What to produce
Find the lines that include the string "name" and report how many there are. Give no other text.

Extracted data
__________________________________________________

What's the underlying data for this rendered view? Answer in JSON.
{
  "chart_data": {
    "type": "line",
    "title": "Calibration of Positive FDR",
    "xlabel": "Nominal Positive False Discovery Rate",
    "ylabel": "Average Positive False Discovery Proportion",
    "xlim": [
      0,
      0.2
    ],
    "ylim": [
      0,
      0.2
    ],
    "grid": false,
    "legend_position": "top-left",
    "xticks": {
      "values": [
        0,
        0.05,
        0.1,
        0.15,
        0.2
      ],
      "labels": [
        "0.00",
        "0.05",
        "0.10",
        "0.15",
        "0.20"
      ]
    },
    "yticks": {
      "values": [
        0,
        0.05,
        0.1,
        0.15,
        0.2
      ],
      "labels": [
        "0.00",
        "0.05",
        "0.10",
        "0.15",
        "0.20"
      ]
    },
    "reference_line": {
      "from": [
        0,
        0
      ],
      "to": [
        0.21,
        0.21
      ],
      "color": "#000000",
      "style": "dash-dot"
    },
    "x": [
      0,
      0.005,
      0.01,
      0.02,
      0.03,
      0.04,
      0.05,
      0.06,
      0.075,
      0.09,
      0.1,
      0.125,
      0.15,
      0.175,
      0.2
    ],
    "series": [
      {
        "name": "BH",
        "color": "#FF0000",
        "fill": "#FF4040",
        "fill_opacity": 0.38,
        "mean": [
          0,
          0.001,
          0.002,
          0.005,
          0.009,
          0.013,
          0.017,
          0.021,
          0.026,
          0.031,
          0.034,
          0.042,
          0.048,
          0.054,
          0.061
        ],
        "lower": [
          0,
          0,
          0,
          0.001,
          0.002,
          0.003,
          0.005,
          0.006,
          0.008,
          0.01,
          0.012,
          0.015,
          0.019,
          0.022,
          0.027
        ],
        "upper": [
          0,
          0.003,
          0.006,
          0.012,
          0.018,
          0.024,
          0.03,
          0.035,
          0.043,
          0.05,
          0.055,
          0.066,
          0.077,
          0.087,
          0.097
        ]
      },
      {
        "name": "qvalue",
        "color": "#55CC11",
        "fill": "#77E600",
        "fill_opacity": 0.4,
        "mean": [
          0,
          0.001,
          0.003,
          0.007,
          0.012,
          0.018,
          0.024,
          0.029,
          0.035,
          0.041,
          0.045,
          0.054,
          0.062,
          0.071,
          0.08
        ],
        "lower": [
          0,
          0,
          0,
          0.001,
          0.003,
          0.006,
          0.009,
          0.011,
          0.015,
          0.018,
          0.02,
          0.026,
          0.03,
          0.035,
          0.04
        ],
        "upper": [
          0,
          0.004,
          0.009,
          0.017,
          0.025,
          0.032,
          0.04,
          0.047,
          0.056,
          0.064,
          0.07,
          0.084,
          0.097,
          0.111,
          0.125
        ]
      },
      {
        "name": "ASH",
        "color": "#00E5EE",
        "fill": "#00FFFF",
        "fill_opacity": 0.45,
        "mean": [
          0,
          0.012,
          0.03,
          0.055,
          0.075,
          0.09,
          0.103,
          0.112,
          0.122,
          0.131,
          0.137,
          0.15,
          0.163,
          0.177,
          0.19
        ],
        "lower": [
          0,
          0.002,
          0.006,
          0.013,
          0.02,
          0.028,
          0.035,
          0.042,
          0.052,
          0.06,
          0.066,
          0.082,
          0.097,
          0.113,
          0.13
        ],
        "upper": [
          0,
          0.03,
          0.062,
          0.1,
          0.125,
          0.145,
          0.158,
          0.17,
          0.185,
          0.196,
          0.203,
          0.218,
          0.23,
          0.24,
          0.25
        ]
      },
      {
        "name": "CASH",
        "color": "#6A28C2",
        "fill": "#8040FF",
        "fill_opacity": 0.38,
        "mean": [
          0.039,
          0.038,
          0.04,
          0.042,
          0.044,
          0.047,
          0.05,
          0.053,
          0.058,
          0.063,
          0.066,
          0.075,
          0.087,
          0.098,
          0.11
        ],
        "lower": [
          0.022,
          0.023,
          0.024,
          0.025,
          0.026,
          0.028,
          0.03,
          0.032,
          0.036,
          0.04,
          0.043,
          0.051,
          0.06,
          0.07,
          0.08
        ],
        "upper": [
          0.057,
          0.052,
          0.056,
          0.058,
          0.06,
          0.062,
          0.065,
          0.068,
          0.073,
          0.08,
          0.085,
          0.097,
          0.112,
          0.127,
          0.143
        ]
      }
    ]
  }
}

__________________________________________________

Correct answer
4